▸ **Data for the task**:
======
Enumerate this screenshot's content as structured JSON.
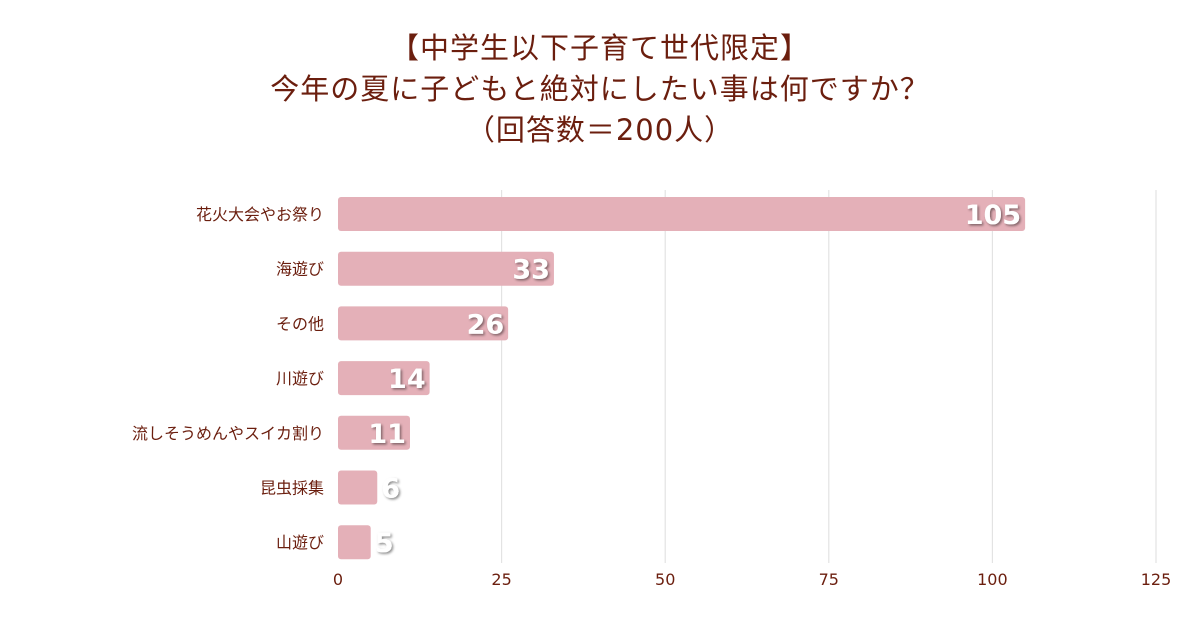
{
  "title": {
    "line1": "【中学生以下子育て世代限定】",
    "line2": "今年の夏に子どもと絶対にしたい事は何ですか？",
    "line3": "（回答数＝200人）"
  },
  "colors": {
    "bar": "#e4b0b8",
    "text": "#6b1e0e",
    "grid": "#e3e3e3"
  },
  "chart_data": {
    "type": "bar",
    "orientation": "horizontal",
    "categories": [
      "花火大会やお祭り",
      "海遊び",
      "その他",
      "川遊び",
      "流しそうめんやスイカ割り",
      "昆虫採集",
      "山遊び"
    ],
    "values": [
      105,
      33,
      26,
      14,
      11,
      6,
      5
    ],
    "xlim": [
      0,
      125
    ],
    "xticks": [
      0,
      25,
      50,
      75,
      100,
      125
    ],
    "grid": "vertical"
  }
}
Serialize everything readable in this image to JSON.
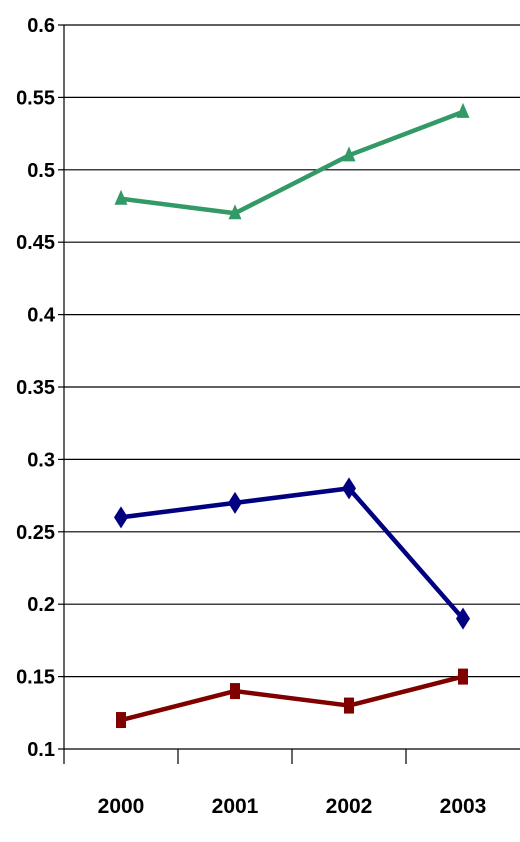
======
▸ **Short exercise**:
How many of the lines above include the word "JSON"? Respond with the number alone.

▸ **Expected answer**:
2